__Goal__: Extract, from the listing that follows, each line containing the word "ปลาย".

__Entries supplied__:
BEGIN
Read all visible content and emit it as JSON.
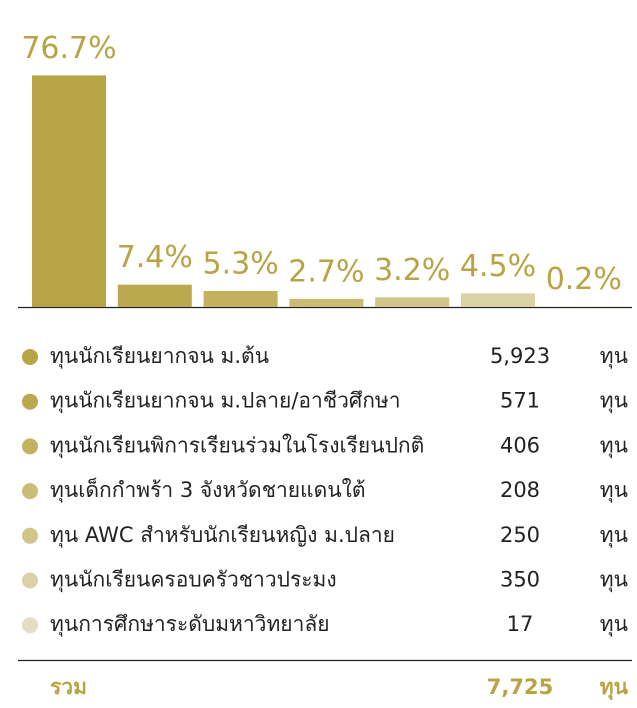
{
  "chart_data": {
    "type": "bar",
    "values": [
      76.7,
      7.4,
      5.3,
      2.7,
      3.2,
      4.5,
      0.2
    ],
    "value_labels": [
      "76.7%",
      "7.4%",
      "5.3%",
      "2.7%",
      "3.2%",
      "4.5%",
      "0.2%"
    ],
    "colors": [
      "#b8a444",
      "#bca94f",
      "#c3b160",
      "#cabb75",
      "#d1c589",
      "#dad1a6",
      "#e3ddc3"
    ]
  },
  "table": {
    "rows": [
      {
        "name": "ทุนนักเรียนยากจน ม.ต้น",
        "count": "5,923",
        "unit": "ทุน"
      },
      {
        "name": "ทุนนักเรียนยากจน ม.ปลาย/อาชีวศึกษา",
        "count": "571",
        "unit": "ทุน"
      },
      {
        "name": "ทุนนักเรียนพิการเรียนร่วมในโรงเรียนปกติ",
        "count": "406",
        "unit": "ทุน"
      },
      {
        "name": "ทุนเด็กกำพร้า 3 จังหวัดชายแดนใต้",
        "count": "208",
        "unit": "ทุน"
      },
      {
        "name": "ทุน AWC สำหรับนักเรียนหญิง ม.ปลาย",
        "count": "250",
        "unit": "ทุน"
      },
      {
        "name": "ทุนนักเรียนครอบครัวชาวประมง",
        "count": "350",
        "unit": "ทุน"
      },
      {
        "name": "ทุนการศึกษาระดับมหาวิทยาลัย",
        "count": "17",
        "unit": "ทุน"
      }
    ],
    "total": {
      "label": "รวม",
      "count": "7,725",
      "unit": "ทุน"
    }
  }
}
END
__Written solution__:
        "name": "ทุนนักเรียนยากจน ม.ปลาย/อาชีวศึกษา",
        "name": "ทุน AWC สำหรับนักเรียนหญิง ม.ปลาย",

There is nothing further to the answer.